## WHAT THE EXERCISE ASKS
Write every record out again exactly, and keep images out of it.

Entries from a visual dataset
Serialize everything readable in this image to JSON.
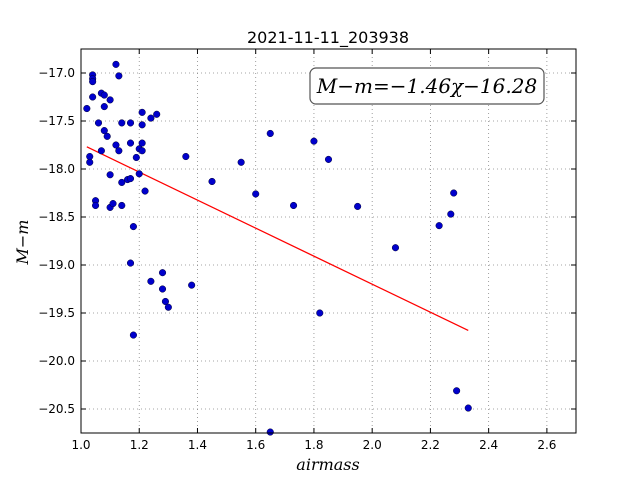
{
  "chart_data": {
    "type": "scatter",
    "title": "2021-11-11_203938",
    "xlabel": "airmass",
    "ylabel": "M−m",
    "xlim": [
      1.0,
      2.7
    ],
    "ylim": [
      -20.75,
      -16.75
    ],
    "y_inverted": true,
    "grid": true,
    "xticks": [
      "1.0",
      "1.2",
      "1.4",
      "1.6",
      "1.8",
      "2.0",
      "2.2",
      "2.4",
      "2.6"
    ],
    "yticks": [
      "−17.0",
      "−17.5",
      "−18.0",
      "−18.5",
      "−19.0",
      "−19.5",
      "−20.0",
      "−20.5"
    ],
    "annotation": "M−m=−1.46χ−16.28",
    "fit": {
      "slope": -1.46,
      "intercept": -16.28,
      "x_range": [
        1.02,
        2.33
      ],
      "color": "#ff0000"
    },
    "point_color": "#0000cc",
    "points": [
      [
        1.02,
        -17.37
      ],
      [
        1.03,
        -17.93
      ],
      [
        1.03,
        -17.87
      ],
      [
        1.04,
        -17.25
      ],
      [
        1.04,
        -17.02
      ],
      [
        1.04,
        -17.06
      ],
      [
        1.04,
        -17.09
      ],
      [
        1.05,
        -18.33
      ],
      [
        1.05,
        -18.38
      ],
      [
        1.06,
        -17.52
      ],
      [
        1.07,
        -17.81
      ],
      [
        1.07,
        -17.21
      ],
      [
        1.08,
        -17.23
      ],
      [
        1.08,
        -17.35
      ],
      [
        1.08,
        -17.6
      ],
      [
        1.09,
        -17.66
      ],
      [
        1.1,
        -17.28
      ],
      [
        1.1,
        -18.06
      ],
      [
        1.1,
        -18.4
      ],
      [
        1.11,
        -18.36
      ],
      [
        1.12,
        -16.91
      ],
      [
        1.12,
        -17.75
      ],
      [
        1.13,
        -17.03
      ],
      [
        1.13,
        -17.81
      ],
      [
        1.14,
        -17.52
      ],
      [
        1.14,
        -18.38
      ],
      [
        1.14,
        -18.14
      ],
      [
        1.16,
        -18.11
      ],
      [
        1.17,
        -17.52
      ],
      [
        1.17,
        -17.73
      ],
      [
        1.17,
        -18.1
      ],
      [
        1.17,
        -18.98
      ],
      [
        1.18,
        -19.73
      ],
      [
        1.18,
        -18.6
      ],
      [
        1.19,
        -17.88
      ],
      [
        1.2,
        -17.79
      ],
      [
        1.2,
        -18.05
      ],
      [
        1.21,
        -17.81
      ],
      [
        1.21,
        -17.73
      ],
      [
        1.21,
        -17.41
      ],
      [
        1.21,
        -17.54
      ],
      [
        1.22,
        -18.23
      ],
      [
        1.24,
        -17.47
      ],
      [
        1.24,
        -19.17
      ],
      [
        1.26,
        -17.43
      ],
      [
        1.28,
        -19.08
      ],
      [
        1.28,
        -19.25
      ],
      [
        1.29,
        -19.38
      ],
      [
        1.3,
        -19.44
      ],
      [
        1.36,
        -17.87
      ],
      [
        1.38,
        -19.21
      ],
      [
        1.45,
        -18.13
      ],
      [
        1.55,
        -17.93
      ],
      [
        1.6,
        -18.26
      ],
      [
        1.65,
        -17.63
      ],
      [
        1.65,
        -20.74
      ],
      [
        1.73,
        -18.38
      ],
      [
        1.8,
        -17.71
      ],
      [
        1.82,
        -19.5
      ],
      [
        1.85,
        -17.9
      ],
      [
        1.95,
        -18.39
      ],
      [
        2.08,
        -18.82
      ],
      [
        2.23,
        -18.59
      ],
      [
        2.27,
        -18.47
      ],
      [
        2.28,
        -18.25
      ],
      [
        2.29,
        -20.31
      ],
      [
        2.33,
        -20.49
      ]
    ]
  }
}
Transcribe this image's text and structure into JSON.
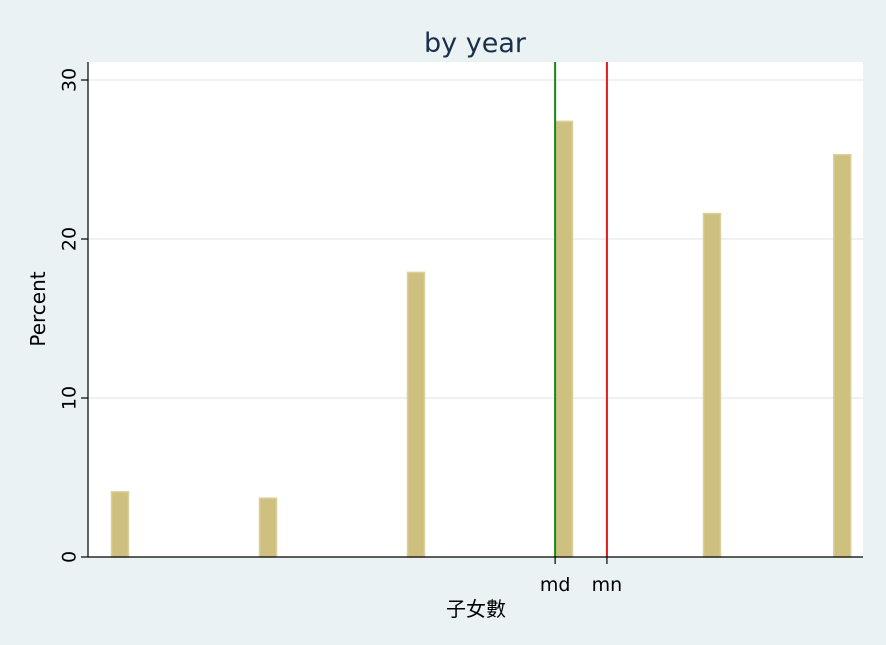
{
  "chart_data": {
    "type": "bar",
    "title": "by year",
    "xlabel": "子女數",
    "ylabel": "Percent",
    "ylim": [
      0,
      30
    ],
    "xlim": [
      0,
      5.27
    ],
    "yticks": [
      0,
      10,
      20,
      30
    ],
    "grid": true,
    "bars": [
      {
        "x": 0.0,
        "value": 4.1
      },
      {
        "x": 1.0,
        "value": 3.7
      },
      {
        "x": 2.0,
        "value": 17.9
      },
      {
        "x": 3.0,
        "value": 27.4
      },
      {
        "x": 4.0,
        "value": 21.6
      },
      {
        "x": 4.88,
        "value": 25.3
      }
    ],
    "reference_lines": [
      {
        "label": "md",
        "x": 2.94,
        "color": "#118a11"
      },
      {
        "label": "mn",
        "x": 3.29,
        "color": "#e11a1a"
      }
    ]
  },
  "colors": {
    "bar_fill": "#cec17f",
    "bar_edge": "#d9d09b",
    "plot_background": "#ffffff",
    "page_background": "#eaf2f3",
    "grid": "#e8eef0"
  }
}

## RIGHT ANSWER
Serialize everything readable in this image to JSON.
{
  "chart_data": {
    "type": "scatter",
    "title": "2021-11-11_203938",
    "xlabel": "airmass",
    "ylabel": "M−m",
    "xlim": [
      1.0,
      2.7
    ],
    "ylim": [
      -20.75,
      -16.75
    ],
    "y_inverted": true,
    "grid": true,
    "xticks": [
      "1.0",
      "1.2",
      "1.4",
      "1.6",
      "1.8",
      "2.0",
      "2.2",
      "2.4",
      "2.6"
    ],
    "yticks": [
      "−17.0",
      "−17.5",
      "−18.0",
      "−18.5",
      "−19.0",
      "−19.5",
      "−20.0",
      "−20.5"
    ],
    "annotation": "M−m=−1.46χ−16.28",
    "fit": {
      "slope": -1.46,
      "intercept": -16.28,
      "x_range": [
        1.02,
        2.33
      ],
      "color": "#ff0000"
    },
    "point_color": "#0000cc",
    "points": [
      [
        1.02,
        -17.37
      ],
      [
        1.03,
        -17.93
      ],
      [
        1.03,
        -17.87
      ],
      [
        1.04,
        -17.25
      ],
      [
        1.04,
        -17.02
      ],
      [
        1.04,
        -17.06
      ],
      [
        1.04,
        -17.09
      ],
      [
        1.05,
        -18.33
      ],
      [
        1.05,
        -18.38
      ],
      [
        1.06,
        -17.52
      ],
      [
        1.07,
        -17.81
      ],
      [
        1.07,
        -17.21
      ],
      [
        1.08,
        -17.23
      ],
      [
        1.08,
        -17.35
      ],
      [
        1.08,
        -17.6
      ],
      [
        1.09,
        -17.66
      ],
      [
        1.1,
        -17.28
      ],
      [
        1.1,
        -18.06
      ],
      [
        1.1,
        -18.4
      ],
      [
        1.11,
        -18.36
      ],
      [
        1.12,
        -16.91
      ],
      [
        1.12,
        -17.75
      ],
      [
        1.13,
        -17.03
      ],
      [
        1.13,
        -17.81
      ],
      [
        1.14,
        -17.52
      ],
      [
        1.14,
        -18.38
      ],
      [
        1.14,
        -18.14
      ],
      [
        1.16,
        -18.11
      ],
      [
        1.17,
        -17.52
      ],
      [
        1.17,
        -17.73
      ],
      [
        1.17,
        -18.1
      ],
      [
        1.17,
        -18.98
      ],
      [
        1.18,
        -19.73
      ],
      [
        1.18,
        -18.6
      ],
      [
        1.19,
        -17.88
      ],
      [
        1.2,
        -17.79
      ],
      [
        1.2,
        -18.05
      ],
      [
        1.21,
        -17.81
      ],
      [
        1.21,
        -17.73
      ],
      [
        1.21,
        -17.41
      ],
      [
        1.21,
        -17.54
      ],
      [
        1.22,
        -18.23
      ],
      [
        1.24,
        -17.47
      ],
      [
        1.24,
        -19.17
      ],
      [
        1.26,
        -17.43
      ],
      [
        1.28,
        -19.08
      ],
      [
        1.28,
        -19.25
      ],
      [
        1.29,
        -19.38
      ],
      [
        1.3,
        -19.44
      ],
      [
        1.36,
        -17.87
      ],
      [
        1.38,
        -19.21
      ],
      [
        1.45,
        -18.13
      ],
      [
        1.55,
        -17.93
      ],
      [
        1.6,
        -18.26
      ],
      [
        1.65,
        -17.63
      ],
      [
        1.65,
        -20.74
      ],
      [
        1.73,
        -18.38
      ],
      [
        1.8,
        -17.71
      ],
      [
        1.82,
        -19.5
      ],
      [
        1.85,
        -17.9
      ],
      [
        1.95,
        -18.39
      ],
      [
        2.08,
        -18.82
      ],
      [
        2.23,
        -18.59
      ],
      [
        2.27,
        -18.47
      ],
      [
        2.28,
        -18.25
      ],
      [
        2.29,
        -20.31
      ],
      [
        2.33,
        -20.49
      ]
    ]
  }
}
Transcribe this image's text and structure into JSON.
{
  "chart_data": {
    "type": "bar",
    "title": "by year",
    "xlabel": "子女數",
    "ylabel": "Percent",
    "ylim": [
      0,
      30
    ],
    "xlim": [
      0,
      5.27
    ],
    "yticks": [
      0,
      10,
      20,
      30
    ],
    "grid": true,
    "bars": [
      {
        "x": 0.0,
        "value": 4.1
      },
      {
        "x": 1.0,
        "value": 3.7
      },
      {
        "x": 2.0,
        "value": 17.9
      },
      {
        "x": 3.0,
        "value": 27.4
      },
      {
        "x": 4.0,
        "value": 21.6
      },
      {
        "x": 4.88,
        "value": 25.3
      }
    ],
    "reference_lines": [
      {
        "label": "md",
        "x": 2.94,
        "color": "#118a11"
      },
      {
        "label": "mn",
        "x": 3.29,
        "color": "#e11a1a"
      }
    ]
  },
  "colors": {
    "bar_fill": "#cec17f",
    "bar_edge": "#d9d09b",
    "plot_background": "#ffffff",
    "page_background": "#eaf2f3",
    "grid": "#e8eef0"
  }
}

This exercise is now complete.